*** INPUT

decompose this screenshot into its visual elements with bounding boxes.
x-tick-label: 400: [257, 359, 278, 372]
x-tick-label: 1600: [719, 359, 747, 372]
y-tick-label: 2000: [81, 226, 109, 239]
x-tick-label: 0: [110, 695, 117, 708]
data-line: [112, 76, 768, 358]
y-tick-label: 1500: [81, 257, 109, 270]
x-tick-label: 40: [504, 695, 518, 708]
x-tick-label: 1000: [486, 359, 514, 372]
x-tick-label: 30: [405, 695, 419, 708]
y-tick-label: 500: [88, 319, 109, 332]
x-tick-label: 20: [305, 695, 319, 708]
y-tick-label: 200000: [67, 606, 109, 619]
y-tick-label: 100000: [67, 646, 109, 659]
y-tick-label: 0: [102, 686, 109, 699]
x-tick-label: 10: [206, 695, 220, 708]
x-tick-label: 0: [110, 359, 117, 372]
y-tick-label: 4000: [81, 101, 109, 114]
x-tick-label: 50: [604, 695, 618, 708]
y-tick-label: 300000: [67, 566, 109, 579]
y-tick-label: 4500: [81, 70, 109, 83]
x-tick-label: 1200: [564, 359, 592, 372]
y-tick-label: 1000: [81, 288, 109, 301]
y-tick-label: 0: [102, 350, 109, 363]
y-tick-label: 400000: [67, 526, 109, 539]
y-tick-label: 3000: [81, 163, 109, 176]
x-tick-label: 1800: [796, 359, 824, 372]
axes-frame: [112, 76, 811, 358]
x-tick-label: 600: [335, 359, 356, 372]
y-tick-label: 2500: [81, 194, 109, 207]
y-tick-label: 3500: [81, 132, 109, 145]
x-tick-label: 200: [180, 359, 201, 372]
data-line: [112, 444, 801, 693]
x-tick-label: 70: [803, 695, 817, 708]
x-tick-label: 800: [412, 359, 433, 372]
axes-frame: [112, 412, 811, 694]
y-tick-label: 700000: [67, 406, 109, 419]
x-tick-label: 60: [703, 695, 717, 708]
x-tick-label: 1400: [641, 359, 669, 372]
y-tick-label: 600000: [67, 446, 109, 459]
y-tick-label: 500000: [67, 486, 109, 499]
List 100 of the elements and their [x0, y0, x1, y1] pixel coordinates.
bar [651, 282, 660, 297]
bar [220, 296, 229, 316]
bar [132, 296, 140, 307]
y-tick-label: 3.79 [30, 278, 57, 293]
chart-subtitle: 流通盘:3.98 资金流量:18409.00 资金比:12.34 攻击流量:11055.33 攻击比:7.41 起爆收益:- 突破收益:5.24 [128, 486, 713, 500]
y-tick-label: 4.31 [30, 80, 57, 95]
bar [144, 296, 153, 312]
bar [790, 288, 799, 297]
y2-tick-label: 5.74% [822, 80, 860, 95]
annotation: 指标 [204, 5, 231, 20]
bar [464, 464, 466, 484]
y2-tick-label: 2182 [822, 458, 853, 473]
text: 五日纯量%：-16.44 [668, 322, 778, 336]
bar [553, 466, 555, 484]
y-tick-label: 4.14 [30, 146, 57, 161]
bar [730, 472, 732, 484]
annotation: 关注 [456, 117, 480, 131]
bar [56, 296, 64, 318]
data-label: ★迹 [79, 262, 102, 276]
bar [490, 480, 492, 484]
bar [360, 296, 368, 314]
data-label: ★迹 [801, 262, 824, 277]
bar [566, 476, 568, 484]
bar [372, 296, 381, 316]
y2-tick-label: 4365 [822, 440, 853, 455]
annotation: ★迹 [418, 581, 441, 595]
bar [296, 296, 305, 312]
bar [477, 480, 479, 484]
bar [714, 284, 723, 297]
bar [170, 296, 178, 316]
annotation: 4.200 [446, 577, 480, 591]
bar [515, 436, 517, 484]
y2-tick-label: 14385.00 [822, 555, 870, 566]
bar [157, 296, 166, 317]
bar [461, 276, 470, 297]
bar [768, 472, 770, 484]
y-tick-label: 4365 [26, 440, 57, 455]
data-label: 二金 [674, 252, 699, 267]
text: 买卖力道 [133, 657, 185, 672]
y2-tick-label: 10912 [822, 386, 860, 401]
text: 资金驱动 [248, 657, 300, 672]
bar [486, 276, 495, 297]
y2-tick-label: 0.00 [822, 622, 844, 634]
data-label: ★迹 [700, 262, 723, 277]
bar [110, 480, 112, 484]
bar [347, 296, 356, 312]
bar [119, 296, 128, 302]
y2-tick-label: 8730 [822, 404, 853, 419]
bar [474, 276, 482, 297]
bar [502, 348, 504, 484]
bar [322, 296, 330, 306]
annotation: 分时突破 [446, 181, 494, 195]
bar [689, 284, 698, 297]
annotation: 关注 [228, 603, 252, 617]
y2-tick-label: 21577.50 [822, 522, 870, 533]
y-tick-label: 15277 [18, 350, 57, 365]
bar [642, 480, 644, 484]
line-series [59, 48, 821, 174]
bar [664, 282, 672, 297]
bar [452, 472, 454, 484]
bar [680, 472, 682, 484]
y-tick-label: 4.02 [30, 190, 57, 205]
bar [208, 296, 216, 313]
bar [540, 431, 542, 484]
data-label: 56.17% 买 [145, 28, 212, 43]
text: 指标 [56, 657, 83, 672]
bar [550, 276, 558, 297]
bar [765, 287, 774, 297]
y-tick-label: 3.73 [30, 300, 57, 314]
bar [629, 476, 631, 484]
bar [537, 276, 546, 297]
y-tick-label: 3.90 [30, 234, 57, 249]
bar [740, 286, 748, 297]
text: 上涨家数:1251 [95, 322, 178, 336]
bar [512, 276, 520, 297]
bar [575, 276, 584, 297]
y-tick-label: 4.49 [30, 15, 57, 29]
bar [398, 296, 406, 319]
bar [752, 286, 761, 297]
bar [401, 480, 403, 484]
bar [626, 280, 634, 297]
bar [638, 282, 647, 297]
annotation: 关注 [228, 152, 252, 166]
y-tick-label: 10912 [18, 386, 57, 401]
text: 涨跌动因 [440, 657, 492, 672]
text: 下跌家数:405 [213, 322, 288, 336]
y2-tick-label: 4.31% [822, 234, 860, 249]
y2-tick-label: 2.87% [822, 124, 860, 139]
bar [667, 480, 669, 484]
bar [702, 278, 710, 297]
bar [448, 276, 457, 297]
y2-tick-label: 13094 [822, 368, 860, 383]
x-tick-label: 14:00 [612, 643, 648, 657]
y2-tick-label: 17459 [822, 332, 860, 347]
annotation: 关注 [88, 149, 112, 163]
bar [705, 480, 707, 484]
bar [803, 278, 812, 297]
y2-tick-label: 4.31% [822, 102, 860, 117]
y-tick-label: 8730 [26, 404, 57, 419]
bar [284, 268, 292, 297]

******

-- WORK TO BE COMPLETED --
Can you write out the records from their first line through the line containing "y-tick-label: 4.14 [30, 146, 57, 161]", both ends included, with every "data-line" swapped for "series-line" and nothing else changed?

-- TASK RESULT --
decompose this screenshot into its visual elements with bounding boxes.
x-tick-label: 400: [257, 359, 278, 372]
x-tick-label: 1600: [719, 359, 747, 372]
y-tick-label: 2000: [81, 226, 109, 239]
x-tick-label: 0: [110, 695, 117, 708]
series-line: [112, 76, 768, 358]
y-tick-label: 1500: [81, 257, 109, 270]
x-tick-label: 40: [504, 695, 518, 708]
x-tick-label: 1000: [486, 359, 514, 372]
x-tick-label: 30: [405, 695, 419, 708]
y-tick-label: 500: [88, 319, 109, 332]
x-tick-label: 20: [305, 695, 319, 708]
y-tick-label: 200000: [67, 606, 109, 619]
y-tick-label: 100000: [67, 646, 109, 659]
y-tick-label: 0: [102, 686, 109, 699]
x-tick-label: 10: [206, 695, 220, 708]
x-tick-label: 0: [110, 359, 117, 372]
y-tick-label: 4000: [81, 101, 109, 114]
x-tick-label: 50: [604, 695, 618, 708]
y-tick-label: 300000: [67, 566, 109, 579]
y-tick-label: 4500: [81, 70, 109, 83]
x-tick-label: 1200: [564, 359, 592, 372]
y-tick-label: 1000: [81, 288, 109, 301]
y-tick-label: 0: [102, 350, 109, 363]
y-tick-label: 400000: [67, 526, 109, 539]
y-tick-label: 3000: [81, 163, 109, 176]
x-tick-label: 1800: [796, 359, 824, 372]
axes-frame: [112, 76, 811, 358]
x-tick-label: 600: [335, 359, 356, 372]
y-tick-label: 2500: [81, 194, 109, 207]
y-tick-label: 3500: [81, 132, 109, 145]
x-tick-label: 200: [180, 359, 201, 372]
series-line: [112, 444, 801, 693]
x-tick-label: 70: [803, 695, 817, 708]
x-tick-label: 800: [412, 359, 433, 372]
axes-frame: [112, 412, 811, 694]
y-tick-label: 700000: [67, 406, 109, 419]
x-tick-label: 60: [703, 695, 717, 708]
x-tick-label: 1400: [641, 359, 669, 372]
y-tick-label: 600000: [67, 446, 109, 459]
y-tick-label: 500000: [67, 486, 109, 499]
List 100 of the elements and their [x0, y0, x1, y1] pixel coordinates.
bar [651, 282, 660, 297]
bar [220, 296, 229, 316]
bar [132, 296, 140, 307]
y-tick-label: 3.79 [30, 278, 57, 293]
chart-subtitle: 流通盘:3.98 资金流量:18409.00 资金比:12.34 攻击流量:11055.33 攻击比:7.41 起爆收益:- 突破收益:5.24 [128, 486, 713, 500]
y-tick-label: 4.31 [30, 80, 57, 95]
bar [144, 296, 153, 312]
bar [790, 288, 799, 297]
y2-tick-label: 5.74% [822, 80, 860, 95]
annotation: 指标 [204, 5, 231, 20]
bar [464, 464, 466, 484]
y2-tick-label: 2182 [822, 458, 853, 473]
text: 五日纯量%：-16.44 [668, 322, 778, 336]
bar [553, 466, 555, 484]
y-tick-label: 4.14 [30, 146, 57, 161]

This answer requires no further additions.